=== What to do ===
Drop every picture and copy exactly the lines from the one with "Output the text content of this document." through the last line of the listing below.

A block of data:
:::::

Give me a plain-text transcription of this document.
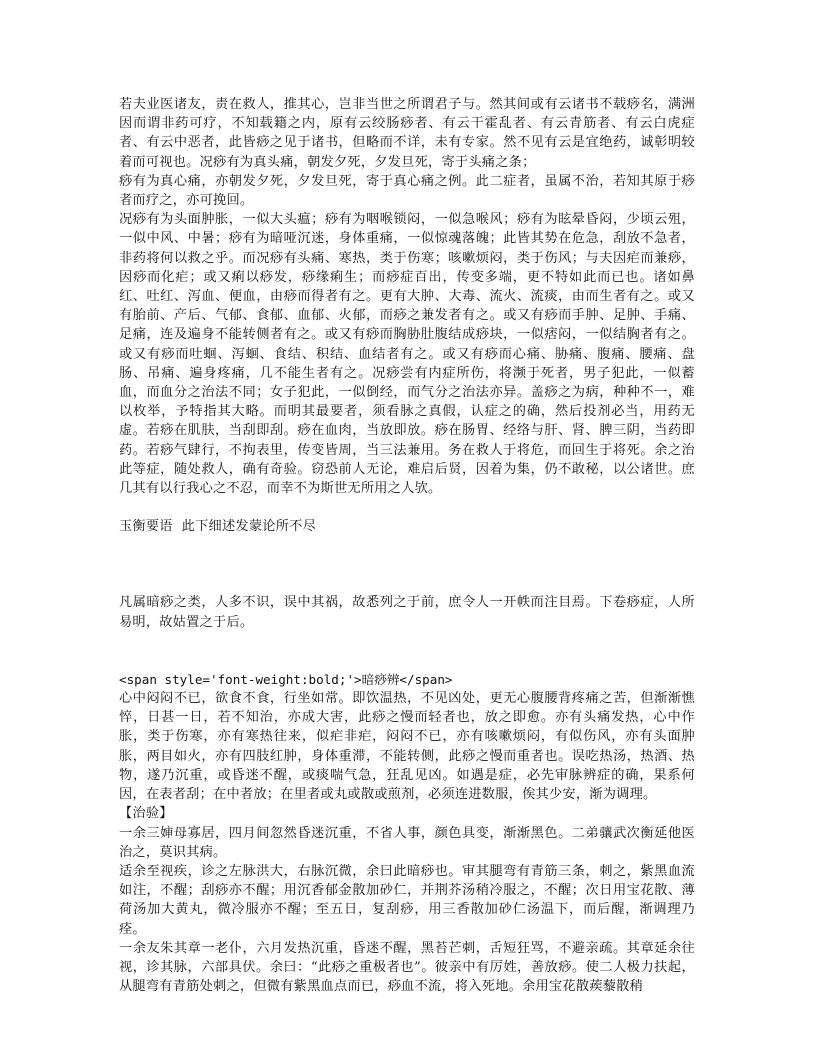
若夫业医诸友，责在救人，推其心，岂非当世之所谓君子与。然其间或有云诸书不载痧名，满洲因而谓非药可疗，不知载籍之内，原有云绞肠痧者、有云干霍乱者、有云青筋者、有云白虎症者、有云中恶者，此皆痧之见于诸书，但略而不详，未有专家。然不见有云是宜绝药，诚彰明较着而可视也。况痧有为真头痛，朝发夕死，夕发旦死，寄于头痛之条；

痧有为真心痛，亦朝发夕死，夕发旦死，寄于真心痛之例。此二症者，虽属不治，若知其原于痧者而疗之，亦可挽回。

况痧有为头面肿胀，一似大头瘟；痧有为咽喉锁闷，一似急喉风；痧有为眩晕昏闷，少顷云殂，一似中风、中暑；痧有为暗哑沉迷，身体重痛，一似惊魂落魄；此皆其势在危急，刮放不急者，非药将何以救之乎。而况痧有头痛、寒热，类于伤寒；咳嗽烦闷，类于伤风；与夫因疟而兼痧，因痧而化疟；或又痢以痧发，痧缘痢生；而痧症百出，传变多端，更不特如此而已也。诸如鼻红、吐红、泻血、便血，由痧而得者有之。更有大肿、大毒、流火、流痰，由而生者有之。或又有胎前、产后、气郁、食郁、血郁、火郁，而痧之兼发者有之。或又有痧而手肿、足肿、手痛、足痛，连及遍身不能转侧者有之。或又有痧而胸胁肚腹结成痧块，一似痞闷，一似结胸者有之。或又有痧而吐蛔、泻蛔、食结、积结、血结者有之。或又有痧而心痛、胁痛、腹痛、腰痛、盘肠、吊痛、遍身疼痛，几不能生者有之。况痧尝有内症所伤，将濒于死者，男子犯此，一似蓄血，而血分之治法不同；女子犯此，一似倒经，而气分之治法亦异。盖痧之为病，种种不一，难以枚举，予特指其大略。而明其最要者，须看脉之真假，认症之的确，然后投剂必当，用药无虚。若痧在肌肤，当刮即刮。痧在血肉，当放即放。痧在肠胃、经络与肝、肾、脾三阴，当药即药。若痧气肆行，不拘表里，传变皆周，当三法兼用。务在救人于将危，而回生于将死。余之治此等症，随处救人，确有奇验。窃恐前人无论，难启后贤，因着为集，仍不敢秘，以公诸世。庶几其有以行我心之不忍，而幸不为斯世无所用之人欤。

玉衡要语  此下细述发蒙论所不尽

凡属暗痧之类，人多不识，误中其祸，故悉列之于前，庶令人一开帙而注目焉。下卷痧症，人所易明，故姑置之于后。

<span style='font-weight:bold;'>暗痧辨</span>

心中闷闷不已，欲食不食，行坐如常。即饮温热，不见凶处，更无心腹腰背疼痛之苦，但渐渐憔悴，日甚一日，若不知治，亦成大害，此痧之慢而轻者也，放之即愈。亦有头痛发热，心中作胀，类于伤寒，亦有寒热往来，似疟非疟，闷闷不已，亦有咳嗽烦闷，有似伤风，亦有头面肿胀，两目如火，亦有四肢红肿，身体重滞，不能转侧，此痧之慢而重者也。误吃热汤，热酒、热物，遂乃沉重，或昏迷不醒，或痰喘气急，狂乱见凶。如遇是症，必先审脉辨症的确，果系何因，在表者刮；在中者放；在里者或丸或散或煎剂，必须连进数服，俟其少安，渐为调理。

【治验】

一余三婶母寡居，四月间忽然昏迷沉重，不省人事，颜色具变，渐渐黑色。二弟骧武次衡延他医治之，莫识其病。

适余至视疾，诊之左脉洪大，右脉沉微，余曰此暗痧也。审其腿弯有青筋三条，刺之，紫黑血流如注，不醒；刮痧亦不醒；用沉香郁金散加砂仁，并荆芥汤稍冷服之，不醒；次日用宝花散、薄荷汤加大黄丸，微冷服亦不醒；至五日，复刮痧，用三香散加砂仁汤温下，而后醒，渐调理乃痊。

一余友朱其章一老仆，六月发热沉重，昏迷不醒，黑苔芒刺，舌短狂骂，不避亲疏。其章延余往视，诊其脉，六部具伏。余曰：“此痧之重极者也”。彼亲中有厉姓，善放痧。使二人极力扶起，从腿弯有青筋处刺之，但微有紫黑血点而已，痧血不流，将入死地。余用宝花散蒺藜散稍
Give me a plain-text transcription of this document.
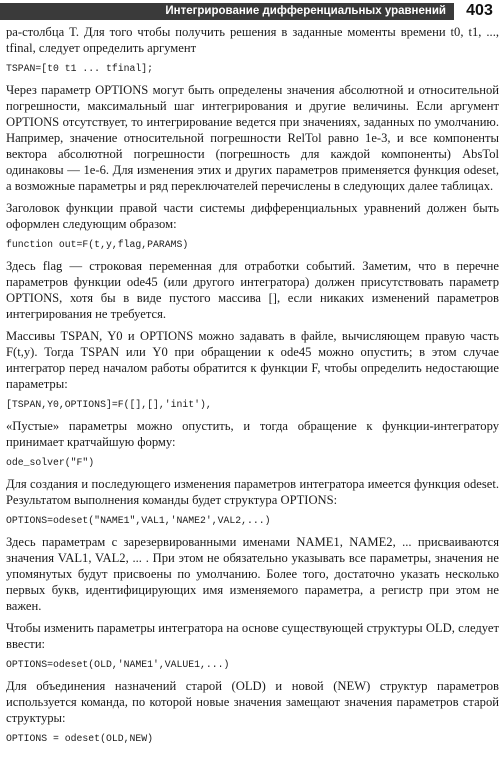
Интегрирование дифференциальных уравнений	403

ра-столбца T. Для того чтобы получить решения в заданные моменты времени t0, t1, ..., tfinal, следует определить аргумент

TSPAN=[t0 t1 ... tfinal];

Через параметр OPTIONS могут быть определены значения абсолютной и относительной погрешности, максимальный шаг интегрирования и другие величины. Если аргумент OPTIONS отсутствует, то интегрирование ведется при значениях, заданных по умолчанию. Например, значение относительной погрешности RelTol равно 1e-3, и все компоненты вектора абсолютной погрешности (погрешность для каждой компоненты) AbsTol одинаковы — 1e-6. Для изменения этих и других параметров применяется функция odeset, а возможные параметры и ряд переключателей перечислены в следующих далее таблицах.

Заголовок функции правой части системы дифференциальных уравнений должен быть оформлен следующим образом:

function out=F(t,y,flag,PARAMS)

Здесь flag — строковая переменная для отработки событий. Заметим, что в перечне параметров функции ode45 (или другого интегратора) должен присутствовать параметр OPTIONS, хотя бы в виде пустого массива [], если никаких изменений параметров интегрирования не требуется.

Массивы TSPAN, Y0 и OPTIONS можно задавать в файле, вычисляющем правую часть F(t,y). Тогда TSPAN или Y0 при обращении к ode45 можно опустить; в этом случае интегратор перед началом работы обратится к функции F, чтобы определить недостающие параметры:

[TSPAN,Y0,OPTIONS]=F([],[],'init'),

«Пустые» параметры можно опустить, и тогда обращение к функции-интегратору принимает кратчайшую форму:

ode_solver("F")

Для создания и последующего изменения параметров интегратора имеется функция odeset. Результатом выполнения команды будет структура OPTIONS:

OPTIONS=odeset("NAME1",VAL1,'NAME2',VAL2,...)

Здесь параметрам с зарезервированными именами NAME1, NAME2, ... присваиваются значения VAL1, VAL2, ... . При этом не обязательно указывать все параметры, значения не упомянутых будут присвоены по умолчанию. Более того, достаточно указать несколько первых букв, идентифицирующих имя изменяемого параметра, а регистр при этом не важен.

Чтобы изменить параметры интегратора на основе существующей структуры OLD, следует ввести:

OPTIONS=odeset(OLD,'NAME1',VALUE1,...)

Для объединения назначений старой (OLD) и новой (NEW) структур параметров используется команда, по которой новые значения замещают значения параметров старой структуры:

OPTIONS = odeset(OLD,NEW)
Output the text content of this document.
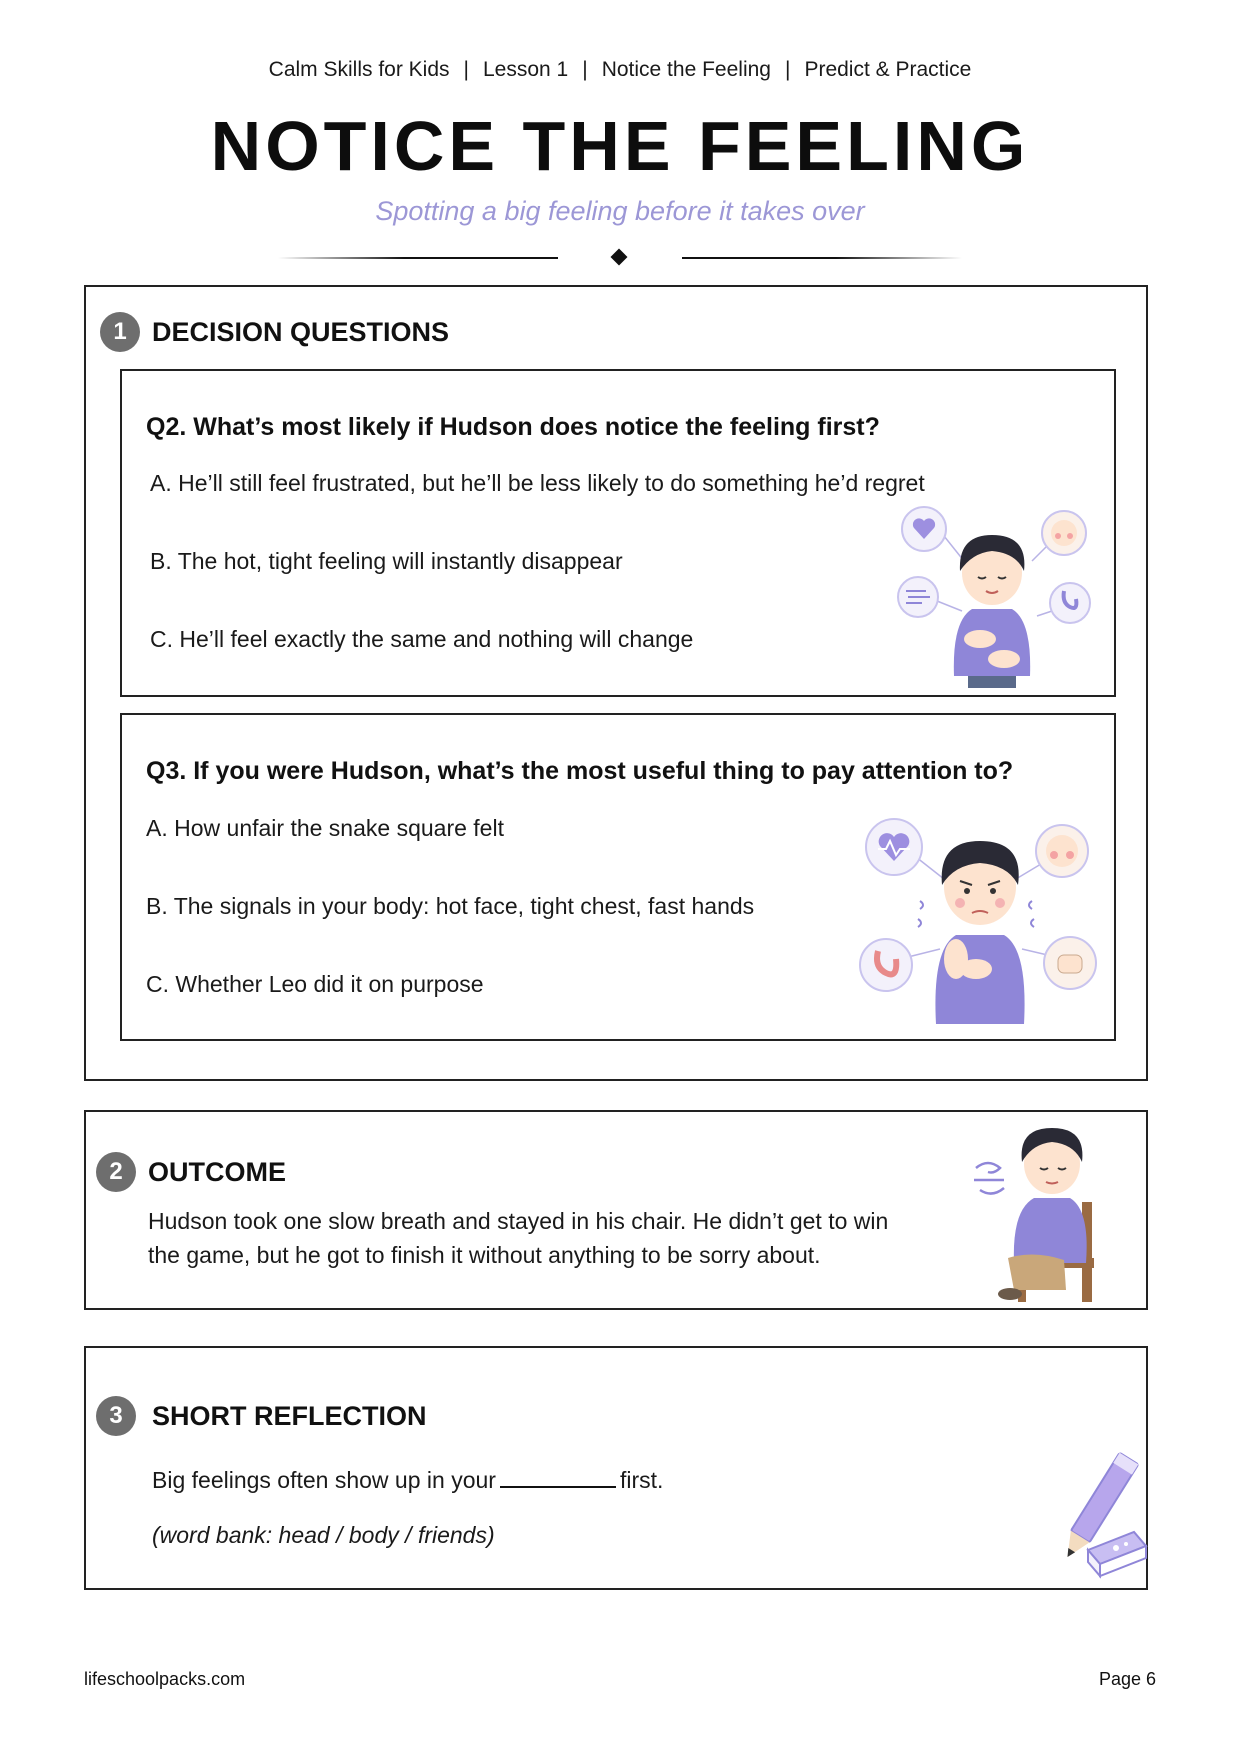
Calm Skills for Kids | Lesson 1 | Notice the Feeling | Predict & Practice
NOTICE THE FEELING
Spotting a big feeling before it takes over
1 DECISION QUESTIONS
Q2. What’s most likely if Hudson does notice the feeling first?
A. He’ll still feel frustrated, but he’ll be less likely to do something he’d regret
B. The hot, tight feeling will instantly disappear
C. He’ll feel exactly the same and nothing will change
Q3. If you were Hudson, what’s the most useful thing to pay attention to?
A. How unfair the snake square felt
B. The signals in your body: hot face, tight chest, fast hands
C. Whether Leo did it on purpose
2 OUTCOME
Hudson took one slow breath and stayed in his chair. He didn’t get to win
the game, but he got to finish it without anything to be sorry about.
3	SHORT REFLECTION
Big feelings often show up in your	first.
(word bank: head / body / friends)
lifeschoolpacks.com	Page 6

:::::

=== Solution for this task ===
Output the text content of this document.
Calm Skills for Kids | Lesson 1 | Notice the Feeling | Predict & Practice
NOTICE THE FEELING
Spotting a big feeling before it takes over
1 DECISION QUESTIONS
Q2. What’s most likely if Hudson does notice the feeling first?
A. He’ll still feel frustrated, but he’ll be less likely to do something he’d regret
B. The hot, tight feeling will instantly disappear
C. He’ll feel exactly the same and nothing will change
Q3. If you were Hudson, what’s the most useful thing to pay attention to?
A. How unfair the snake square felt
B. The signals in your body: hot face, tight chest, fast hands
C. Whether Leo did it on purpose
2 OUTCOME
Hudson took one slow breath and stayed in his chair. He didn’t get to win
the game, but he got to finish it without anything to be sorry about.
3	SHORT REFLECTION
Big feelings often show up in your	first.
(word bank: head / body / friends)
lifeschoolpacks.com	Page 6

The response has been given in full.